**DOCUMENT TEXT:**
Spotify!

So a while ago my friend who just started using RStudio and is a bit overexcited about working with data told me about getting all your spotify data is totally doable, all you gotta do is email spotify. Follow the link here for more details: https://support.spotify.com/ca-en/article/data-rights-and-privacy-settings/

Spotify will email your data in a zip format in JSON files. I use the jsonlite package in R to read the data in.

urlspot = "https://raw.githubusercontent.com/malvikarajeev/spotifyAnalysis/master/"

spot0 = jsonlite::read_json(paste(urlspot,"StreamingHistory0.json", sep = ""), simplifyVector = T)

spot1 = jsonlite::read_json(paste(urlspot,"StreamingHistory1.json", sep = ""), simplifyVector = T)

spot = rbind(spot0, spot1)

The data is pretty straightforward: the time the track ended streaming, artist and track name, and the milliseconds it was listened to. I’ll use shiny to visualise my streaming trends.

using lubridate to get end times

spot$end_time = as.POSIXct(strptime(spot$endTime, "%Y-%m-%d %H:%M"))
spot$date = date(spot$end_time)
spot$month = month(spot$date, label = T)

customm = function(date){
  temp = strsplit(date, ' ') %>% unlist
  temp2 = temp[2]
  return(temp2)
}
  
  
  
  
spot$only_time = parse_time(sapply(spot$endTime, customm))

**WORK INSTRUCTION:** Can you carry on the Spotify data walkthrough from the point where it stops? The data that comes next is separate from the Spotify walkthrough.

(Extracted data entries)

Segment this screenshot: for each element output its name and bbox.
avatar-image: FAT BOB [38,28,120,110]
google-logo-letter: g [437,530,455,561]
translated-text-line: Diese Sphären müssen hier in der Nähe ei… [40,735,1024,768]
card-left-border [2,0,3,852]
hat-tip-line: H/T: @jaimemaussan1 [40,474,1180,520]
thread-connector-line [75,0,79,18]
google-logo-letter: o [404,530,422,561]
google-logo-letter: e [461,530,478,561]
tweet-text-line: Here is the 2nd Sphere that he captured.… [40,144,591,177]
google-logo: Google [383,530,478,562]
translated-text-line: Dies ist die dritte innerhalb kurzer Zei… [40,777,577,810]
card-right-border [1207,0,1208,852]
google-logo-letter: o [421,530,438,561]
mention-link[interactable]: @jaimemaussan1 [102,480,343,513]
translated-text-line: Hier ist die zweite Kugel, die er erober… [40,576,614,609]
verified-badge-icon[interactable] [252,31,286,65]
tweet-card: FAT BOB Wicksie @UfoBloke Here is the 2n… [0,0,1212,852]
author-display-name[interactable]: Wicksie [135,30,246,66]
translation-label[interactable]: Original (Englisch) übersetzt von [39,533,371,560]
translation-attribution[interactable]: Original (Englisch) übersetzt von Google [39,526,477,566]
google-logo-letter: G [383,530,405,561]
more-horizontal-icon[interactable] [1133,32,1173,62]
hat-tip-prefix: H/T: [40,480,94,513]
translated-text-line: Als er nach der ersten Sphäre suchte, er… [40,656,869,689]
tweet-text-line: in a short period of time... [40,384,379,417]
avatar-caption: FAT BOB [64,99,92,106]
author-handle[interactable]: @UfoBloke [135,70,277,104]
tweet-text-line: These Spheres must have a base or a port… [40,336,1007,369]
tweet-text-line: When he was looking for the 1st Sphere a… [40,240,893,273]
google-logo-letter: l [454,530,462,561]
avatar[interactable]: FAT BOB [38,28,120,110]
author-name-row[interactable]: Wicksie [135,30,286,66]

**ANSWER TO THIS TASK:**
my_seconds <- period_to_seconds(hms(spot$only_time))
myIntervals <- c("0 AM - 6 AM", "6 AM - 12 PM", "12 PM - 6 PM", "6 PM - 0 AM")
spot$interval <- myIntervals[findInterval(my_seconds, c(0, 6, 12, 18, 24) * 3600)]

##I want to group by interval, trackName, sum up the milliseconds, and get highest milisecond for each interval arrranged by trackname

interval_artist = spot %>% group_by(interval, trackName) %>% summarise(s = sum(msPlayed)) %>% arrange(-s) %>% top_n(20, s)

For shiny documents/chunks, make sure cache = FALSE. Markdown can’t cache shiny stuff since the reactive function already does that.

Shiny can be used to create some pretty interactive visualisations. I wanted to see what kind of music I listen to monthly, and what times. A simple if-else clause in your ggplot can simplify visualisation according to user specification.